▸ PROBLEM TO WORK ON
In the lines below, count those containing the word "with" and give the number alone.

■ ■ ■ ■

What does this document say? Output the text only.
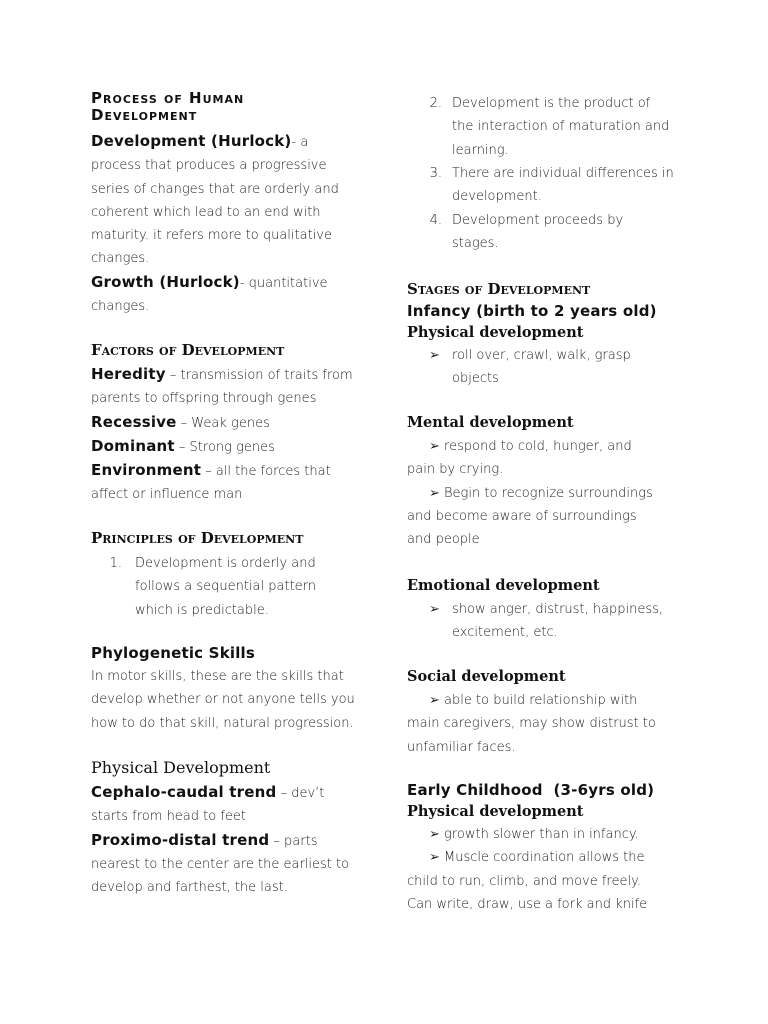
Process of Human Development
Development (Hurlock)- a
process that produces a progressive
series of changes that are orderly and
coherent which lead to an end with
maturity. it refers more to qualitative
changes.
Growth (Hurlock)- quantitative
changes.
Factors of Development
Heredity – transmission of traits from
parents to offspring through genes
Recessive – Weak genes
Dominant – Strong genes
Environment – all the forces that
affect or influence man
Principles of Development
1. Development is orderly and
follows a sequential pattern
which is predictable.
Phylogenetic Skills
In motor skills, these are the skills that
develop whether or not anyone tells you
how to do that skill, natural progression.
Physical Development
Cephalo-caudal trend – dev’t
starts from head to feet
Proximo-distal trend – parts
nearest to the center are the earliest to
develop and farthest, the last.
2. Development is the product of
the interaction of maturation and
learning.
3. There are individual differences in
development.
4. Development proceeds by
stages.
Stages of Development
Infancy (birth to 2 years old)
Physical development
➢ roll over, crawl, walk, grasp
objects
Mental development
➢ respond to cold, hunger, and
pain by crying.
➢ Begin to recognize surroundings
and become aware of surroundings
and people
Emotional development
➢ show anger, distrust, happiness,
excitement, etc.
Social development
➢ able to build relationship with
main caregivers, may show distrust to
unfamiliar faces.
Early Childhood  (3-6yrs old)
Physical development
➢ growth slower than in infancy.
➢ Muscle coordination allows the
child to run, climb, and move freely.
Can write, draw, use a fork and knife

■ ■ ■ ■

▸ TASK RESULT
2